YOUR OBJECTIVE:
Copy out the entries in full and with complete accuracy; pictures are excluded.

DATA RECORDS:
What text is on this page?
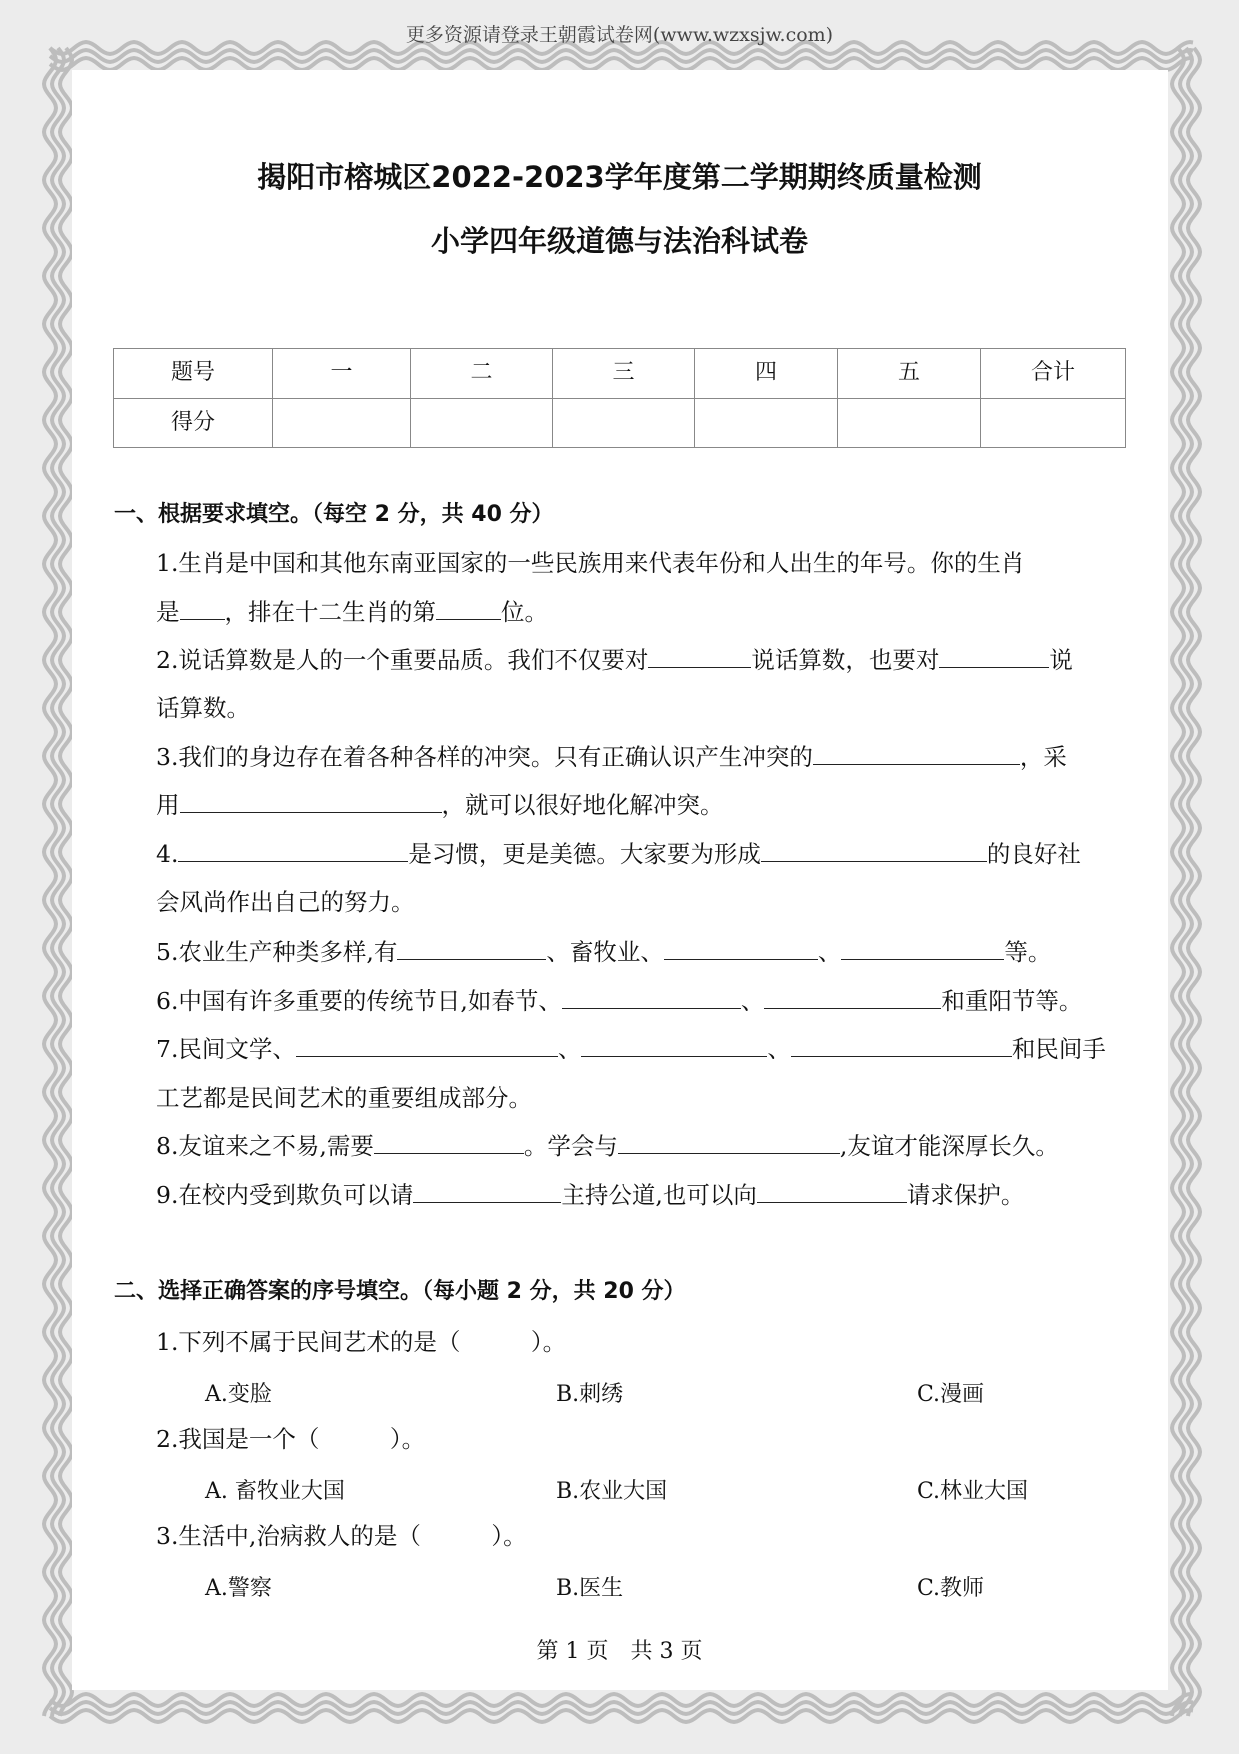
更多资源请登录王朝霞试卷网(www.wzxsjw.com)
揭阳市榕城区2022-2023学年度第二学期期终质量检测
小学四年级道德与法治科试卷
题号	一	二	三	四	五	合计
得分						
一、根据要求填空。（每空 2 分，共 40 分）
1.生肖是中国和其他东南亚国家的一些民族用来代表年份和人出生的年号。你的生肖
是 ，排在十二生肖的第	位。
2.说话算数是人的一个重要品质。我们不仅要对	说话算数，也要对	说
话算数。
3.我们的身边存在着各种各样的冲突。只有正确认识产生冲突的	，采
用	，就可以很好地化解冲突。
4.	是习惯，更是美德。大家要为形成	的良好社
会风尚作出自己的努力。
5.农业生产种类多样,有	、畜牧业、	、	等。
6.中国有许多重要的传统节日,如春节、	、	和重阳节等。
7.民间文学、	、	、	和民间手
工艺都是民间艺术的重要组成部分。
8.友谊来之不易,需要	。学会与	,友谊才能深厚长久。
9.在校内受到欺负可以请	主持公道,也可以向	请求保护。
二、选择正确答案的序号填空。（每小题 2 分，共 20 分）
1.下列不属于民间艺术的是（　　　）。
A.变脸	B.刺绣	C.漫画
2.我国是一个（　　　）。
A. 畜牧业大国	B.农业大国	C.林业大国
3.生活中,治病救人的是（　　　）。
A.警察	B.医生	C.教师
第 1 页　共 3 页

FINISHED TASK:
What text is on this page?
更多资源请登录王朝霞试卷网(www.wzxsjw.com)
揭阳市榕城区2022-2023学年度第二学期期终质量检测
小学四年级道德与法治科试卷
题号	一	二	三	四	五	合计
得分						
一、根据要求填空。（每空 2 分，共 40 分）
1.生肖是中国和其他东南亚国家的一些民族用来代表年份和人出生的年号。你的生肖
是 ，排在十二生肖的第	位。
2.说话算数是人的一个重要品质。我们不仅要对	说话算数，也要对	说
话算数。
3.我们的身边存在着各种各样的冲突。只有正确认识产生冲突的	，采
用	，就可以很好地化解冲突。
4.	是习惯，更是美德。大家要为形成	的良好社
会风尚作出自己的努力。
5.农业生产种类多样,有	、畜牧业、	、	等。
6.中国有许多重要的传统节日,如春节、	、	和重阳节等。
7.民间文学、	、	、	和民间手
工艺都是民间艺术的重要组成部分。
8.友谊来之不易,需要	。学会与	,友谊才能深厚长久。
9.在校内受到欺负可以请	主持公道,也可以向	请求保护。
二、选择正确答案的序号填空。（每小题 2 分，共 20 分）
1.下列不属于民间艺术的是（　　　）。
A.变脸	B.刺绣	C.漫画
2.我国是一个（　　　）。
A. 畜牧业大国	B.农业大国	C.林业大国
3.生活中,治病救人的是（　　　）。
A.警察	B.医生	C.教师
第 1 页　共 3 页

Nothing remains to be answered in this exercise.